• [To do] Pictures are to be left out; otherwise, copy exactly the lines from the line containing "Transcribe this image's" through the end of the data.

Source records
— Begin —

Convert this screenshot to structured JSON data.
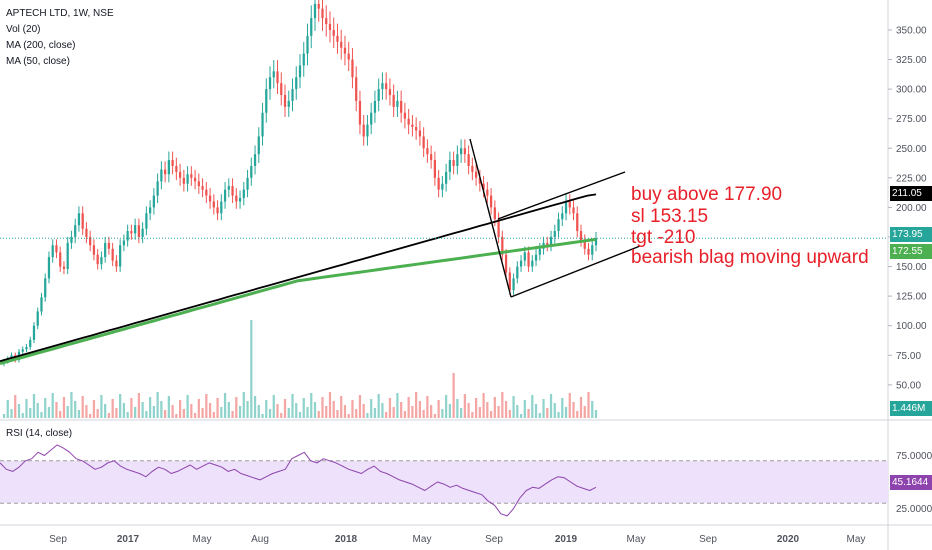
{
  "header": {
    "symbol_line": "APTECH LTD, 1W, NSE",
    "indicators": [
      "Vol (20)",
      "MA (200, close)",
      "MA (50, close)"
    ]
  },
  "annotations": [
    "buy above 177.90",
    "sl  153.15",
    "tgt -210",
    "bearish blag moving upward"
  ],
  "price_tags": {
    "ma50": "211.05",
    "last": "173.95",
    "ma200": "172.55",
    "volume": "1.446M",
    "rsi": "45.1644"
  },
  "rsi_pane": {
    "label": "RSI (14, close)",
    "ticks": [
      "75.0000",
      "50.0000",
      "25.0000"
    ]
  },
  "colors": {
    "up": "#26a69a",
    "down": "#ef5350",
    "ma200": "#4caf50",
    "ma50": "#000000",
    "rsi_line": "#8e44ad",
    "rsi_band": "#ede1fb",
    "annotation": "#e8202a"
  },
  "chart_data": [
    {
      "type": "candlestick",
      "title": "APTECH LTD, 1W, NSE",
      "price_axis": {
        "range": [
          30,
          375
        ],
        "ticks": [
          "350.00",
          "325.00",
          "300.00",
          "275.00",
          "250.00",
          "225.00",
          "200.00",
          "175.00",
          "150.00",
          "125.00",
          "100.00",
          "75.00",
          "50.00"
        ]
      },
      "x_axis_labels": [
        "Sep",
        "2017",
        "May",
        "Aug",
        "2018",
        "May",
        "Sep",
        "2019",
        "May",
        "Sep",
        "2020",
        "May"
      ],
      "close_series": [
        70,
        72,
        75,
        71,
        78,
        80,
        82,
        88,
        100,
        112,
        124,
        140,
        158,
        168,
        162,
        150,
        148,
        170,
        175,
        185,
        195,
        182,
        175,
        168,
        160,
        152,
        158,
        170,
        165,
        155,
        150,
        168,
        172,
        180,
        178,
        185,
        175,
        182,
        195,
        200,
        210,
        222,
        232,
        228,
        240,
        235,
        230,
        225,
        220,
        228,
        225,
        222,
        218,
        215,
        210,
        205,
        200,
        195,
        205,
        215,
        218,
        210,
        205,
        208,
        215,
        225,
        235,
        245,
        260,
        280,
        300,
        310,
        315,
        305,
        295,
        285,
        290,
        300,
        310,
        320,
        330,
        345,
        360,
        372,
        368,
        360,
        355,
        350,
        345,
        340,
        335,
        330,
        325,
        310,
        290,
        270,
        260,
        270,
        280,
        290,
        300,
        305,
        300,
        295,
        285,
        290,
        280,
        275,
        270,
        268,
        265,
        260,
        250,
        245,
        240,
        225,
        215,
        220,
        230,
        240,
        235,
        245,
        250,
        245,
        235,
        230,
        225,
        220,
        215,
        210,
        200,
        190,
        175,
        160,
        145,
        130,
        140,
        150,
        155,
        162,
        150,
        155,
        160,
        165,
        170,
        168,
        175,
        180,
        190,
        195,
        205,
        200,
        195,
        180,
        172,
        165,
        160,
        168,
        174
      ],
      "ma200_series": [
        68,
        70,
        72,
        74,
        76,
        78,
        80,
        82,
        84,
        86,
        88,
        90,
        92,
        94,
        96,
        98,
        100,
        102,
        104,
        106,
        108,
        110,
        112,
        114,
        116,
        118,
        120,
        122,
        124,
        126,
        128,
        130,
        132,
        134,
        136,
        138,
        139,
        140,
        141,
        142,
        143,
        144,
        145,
        146,
        147,
        148,
        149,
        150,
        151,
        152,
        153,
        154,
        155,
        156,
        157,
        158,
        159,
        160,
        161,
        162,
        163,
        164,
        165,
        166,
        167,
        168,
        169,
        170,
        171,
        172,
        173
      ],
      "ma50_series": [
        70,
        72,
        74,
        76,
        78,
        80,
        82,
        84,
        86,
        88,
        90,
        92,
        94,
        96,
        98,
        100,
        102,
        104,
        106,
        108,
        110,
        112,
        114,
        116,
        118,
        120,
        122,
        124,
        126,
        128,
        130,
        132,
        134,
        136,
        138,
        140,
        142,
        144,
        146,
        148,
        150,
        152,
        154,
        156,
        158,
        160,
        162,
        164,
        166,
        168,
        170,
        172,
        174,
        176,
        178,
        180,
        182,
        184,
        186,
        188,
        190,
        192,
        194,
        196,
        198,
        200,
        202,
        204,
        206,
        208,
        210,
        211
      ],
      "volume_last": "1.446M",
      "last_price": 173.95,
      "ma200_last": 172.55,
      "ma50_last": 211.05,
      "trendlines": [
        {
          "name": "pole",
          "from": [
            0,
            258
          ],
          "to": [
            0,
            121
          ]
        },
        {
          "name": "channel-upper",
          "from": [
            0,
            190
          ],
          "to": [
            0,
            228
          ]
        },
        {
          "name": "channel-lower",
          "from": [
            0,
            121
          ],
          "to": [
            0,
            160
          ]
        }
      ]
    },
    {
      "type": "line",
      "title": "RSI (14, close)",
      "ylim": [
        10,
        90
      ],
      "band": [
        30,
        70
      ],
      "last": 45.1644,
      "values": [
        68,
        62,
        60,
        64,
        70,
        72,
        78,
        75,
        80,
        85,
        82,
        78,
        72,
        70,
        66,
        62,
        64,
        68,
        70,
        65,
        62,
        60,
        58,
        55,
        60,
        64,
        62,
        58,
        60,
        63,
        66,
        62,
        65,
        68,
        66,
        64,
        60,
        62,
        58,
        56,
        54,
        52,
        55,
        58,
        60,
        62,
        72,
        75,
        78,
        70,
        68,
        72,
        70,
        68,
        65,
        62,
        60,
        58,
        62,
        65,
        60,
        58,
        55,
        52,
        50,
        48,
        45,
        42,
        46,
        50,
        48,
        45,
        47,
        44,
        42,
        40,
        38,
        32,
        28,
        20,
        18,
        25,
        35,
        42,
        45,
        44,
        48,
        52,
        55,
        54,
        50,
        46,
        44,
        42,
        45
      ]
    }
  ]
}
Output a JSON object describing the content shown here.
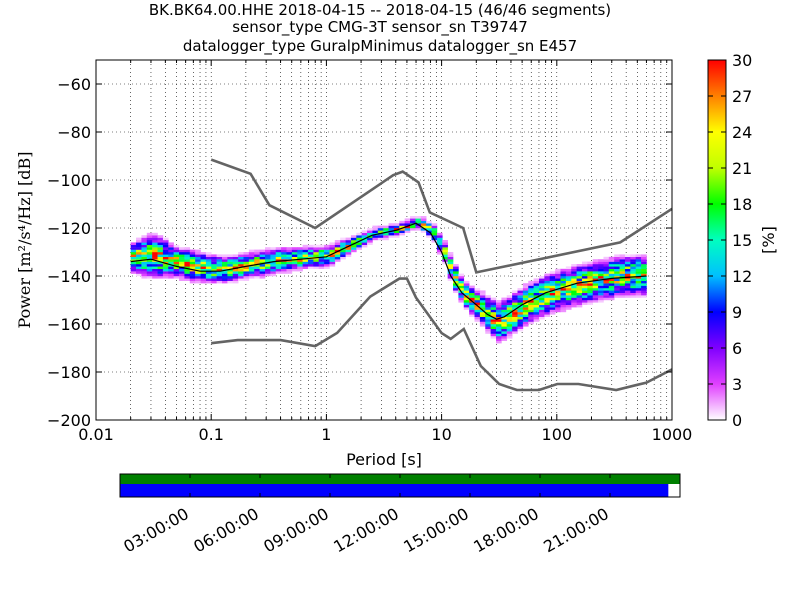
{
  "title": {
    "line1": "BK.BK64.00.HHE   2018-04-15 -- 2018-04-15  (46/46 segments)",
    "line2": "sensor_type CMG-3T sensor_sn T39747",
    "line3": "datalogger_type GuralpMinimus datalogger_sn E457"
  },
  "chart_data": [
    {
      "type": "heatmap",
      "xlabel": "Period [s]",
      "ylabel": "Power [m²/s⁴/Hz] [dB]",
      "x_scale": "log",
      "xlim": [
        0.01,
        1000
      ],
      "ylim": [
        -200,
        -50
      ],
      "x_tick_labels": [
        "0.01",
        "0.1",
        "1",
        "10",
        "100",
        "1000"
      ],
      "x_ticks": [
        0.01,
        0.1,
        1,
        10,
        100,
        1000
      ],
      "y_ticks": [
        -200,
        -180,
        -160,
        -140,
        -120,
        -100,
        -80,
        -60
      ],
      "y_tick_labels": [
        "−200",
        "−180",
        "−160",
        "−140",
        "−120",
        "−100",
        "−80",
        "−60"
      ],
      "grid": true,
      "psd_band": {
        "period": [
          0.02,
          0.03,
          0.05,
          0.08,
          0.12,
          0.2,
          0.35,
          0.6,
          1.0,
          1.5,
          2.5,
          4,
          6,
          8,
          10,
          12,
          15,
          20,
          25,
          30,
          35,
          50,
          80,
          150,
          300,
          600
        ],
        "mean": [
          -133,
          -132,
          -135,
          -137,
          -138,
          -136,
          -134,
          -133,
          -132,
          -128,
          -123,
          -121,
          -118,
          -122,
          -130,
          -140,
          -148,
          -153,
          -157,
          -160,
          -158,
          -153,
          -148,
          -144,
          -141,
          -140
        ],
        "spread": [
          6,
          9,
          6,
          6,
          5,
          5,
          5,
          4,
          4,
          3,
          2,
          2,
          2,
          3,
          4,
          5,
          5,
          6,
          7,
          8,
          8,
          8,
          8,
          8,
          8,
          8
        ]
      },
      "median_line": {
        "period": [
          0.02,
          0.03,
          0.05,
          0.08,
          0.12,
          0.2,
          0.35,
          0.6,
          1.0,
          1.5,
          2.5,
          4,
          6,
          8,
          10,
          12,
          15,
          20,
          25,
          30,
          35,
          50,
          80,
          150,
          300,
          600
        ],
        "power": [
          -134,
          -133,
          -136,
          -138,
          -138,
          -136,
          -134,
          -133,
          -132,
          -128,
          -123,
          -121,
          -118,
          -122,
          -130,
          -140,
          -147,
          -152,
          -156,
          -158,
          -157,
          -152,
          -147,
          -143,
          -141,
          -140
        ]
      },
      "nhnm": {
        "period": [
          0.1,
          0.22,
          0.32,
          0.8,
          3.8,
          4.6,
          6.3,
          7.9,
          15.4,
          20,
          354.8,
          1000
        ],
        "power": [
          -91.5,
          -97.4,
          -110.5,
          -120,
          -98,
          -96.5,
          -101,
          -113.5,
          -120,
          -138.5,
          -126,
          -112
        ]
      },
      "nlnm": {
        "period": [
          0.1,
          0.17,
          0.4,
          0.8,
          1.24,
          2.4,
          4.3,
          5.0,
          6.0,
          10.0,
          12.0,
          15.6,
          21.9,
          31.6,
          45,
          70,
          101,
          154,
          328,
          600,
          1000
        ],
        "power": [
          -168,
          -166.7,
          -166.7,
          -169.2,
          -163.7,
          -148.6,
          -141.1,
          -141.1,
          -149,
          -163.8,
          -166.2,
          -162.1,
          -177.5,
          -185,
          -187.5,
          -187.5,
          -185,
          -185,
          -187.5,
          -184.4,
          -178.9
        ]
      },
      "colorbar": {
        "label": "[%]",
        "min": 0,
        "max": 30,
        "ticks": [
          0,
          3,
          6,
          9,
          12,
          15,
          18,
          21,
          24,
          27,
          30
        ],
        "colors": [
          "#ffffff",
          "#e040ff",
          "#8000ff",
          "#0000ff",
          "#00c0ff",
          "#00ffc0",
          "#00ff00",
          "#c0ff00",
          "#ffff00",
          "#ff8000",
          "#ff0000"
        ]
      },
      "line_color": "#646464",
      "median_color": "#000000"
    },
    {
      "type": "bar",
      "description_role": "data coverage timeline",
      "x_tick_labels": [
        "03:00:00",
        "06:00:00",
        "09:00:00",
        "12:00:00",
        "15:00:00",
        "18:00:00",
        "21:00:00"
      ],
      "x_ticks_hours": [
        3,
        6,
        9,
        12,
        15,
        18,
        21
      ],
      "xlim_hours": [
        0,
        24
      ],
      "coverage_green_hours": [
        0,
        24
      ],
      "coverage_blue_hours": [
        0,
        23.5
      ],
      "colors": {
        "green": "#008000",
        "blue": "#0000ff"
      }
    }
  ]
}
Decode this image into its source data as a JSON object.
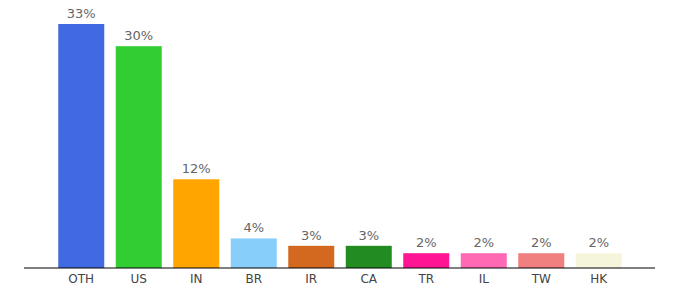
{
  "chart_data": {
    "type": "bar",
    "categories": [
      "OTH",
      "US",
      "IN",
      "BR",
      "IR",
      "CA",
      "TR",
      "IL",
      "TW",
      "HK"
    ],
    "values": [
      33,
      30,
      12,
      4,
      3,
      3,
      2,
      2,
      2,
      2
    ],
    "value_labels": [
      "33%",
      "30%",
      "12%",
      "4%",
      "3%",
      "3%",
      "2%",
      "2%",
      "2%",
      "2%"
    ],
    "colors": [
      "#4169e1",
      "#32cd32",
      "#ffa500",
      "#87cefa",
      "#d2691e",
      "#228b22",
      "#ff1493",
      "#ff69b4",
      "#f08080",
      "#f5f5dc"
    ],
    "ylim": [
      0,
      33
    ],
    "data_labels": true,
    "tick_labels": "x",
    "grid": false
  }
}
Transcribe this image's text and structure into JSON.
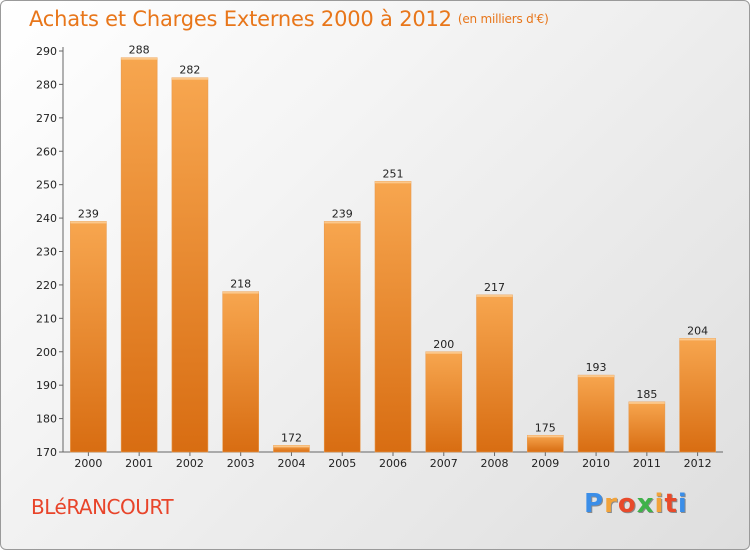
{
  "header": {
    "title": "Achats et Charges Externes 2000 à 2012",
    "unit": "(en milliers d'€)"
  },
  "footer": {
    "city": "BLéRANCOURT",
    "logo_letters": [
      "P",
      "r",
      "o",
      "x",
      "i",
      "t",
      "i"
    ],
    "logo_colors": [
      "#3b8ee8",
      "#f2a33a",
      "#e84a2b",
      "#3fb24a",
      "#f2a33a",
      "#e84a2b",
      "#3b8ee8"
    ]
  },
  "chart_data": {
    "type": "bar",
    "title": "Achats et Charges Externes 2000 à 2012",
    "subtitle": "(en milliers d'€)",
    "categories": [
      "2000",
      "2001",
      "2002",
      "2003",
      "2004",
      "2005",
      "2006",
      "2007",
      "2008",
      "2009",
      "2010",
      "2011",
      "2012"
    ],
    "values": [
      239,
      288,
      282,
      218,
      172,
      239,
      251,
      200,
      217,
      175,
      193,
      185,
      204
    ],
    "ylim": [
      170,
      290
    ],
    "yticks": [
      170,
      180,
      190,
      200,
      210,
      220,
      230,
      240,
      250,
      260,
      270,
      280,
      290
    ],
    "grid": false,
    "bar_color_top": "#f7a64f",
    "bar_color_bottom": "#d86d12"
  }
}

— End —

• [Reply]
Transcribe this image's text and structure into JSON.
{
  "header": {
    "title": "Achats et Charges Externes 2000 à 2012",
    "unit": "(en milliers d'€)"
  },
  "footer": {
    "city": "BLéRANCOURT",
    "logo_letters": [
      "P",
      "r",
      "o",
      "x",
      "i",
      "t",
      "i"
    ],
    "logo_colors": [
      "#3b8ee8",
      "#f2a33a",
      "#e84a2b",
      "#3fb24a",
      "#f2a33a",
      "#e84a2b",
      "#3b8ee8"
    ]
  },
  "chart_data": {
    "type": "bar",
    "title": "Achats et Charges Externes 2000 à 2012",
    "subtitle": "(en milliers d'€)",
    "categories": [
      "2000",
      "2001",
      "2002",
      "2003",
      "2004",
      "2005",
      "2006",
      "2007",
      "2008",
      "2009",
      "2010",
      "2011",
      "2012"
    ],
    "values": [
      239,
      288,
      282,
      218,
      172,
      239,
      251,
      200,
      217,
      175,
      193,
      185,
      204
    ],
    "ylim": [
      170,
      290
    ],
    "yticks": [
      170,
      180,
      190,
      200,
      210,
      220,
      230,
      240,
      250,
      260,
      270,
      280,
      290
    ],
    "grid": false,
    "bar_color_top": "#f7a64f",
    "bar_color_bottom": "#d86d12"
  }
}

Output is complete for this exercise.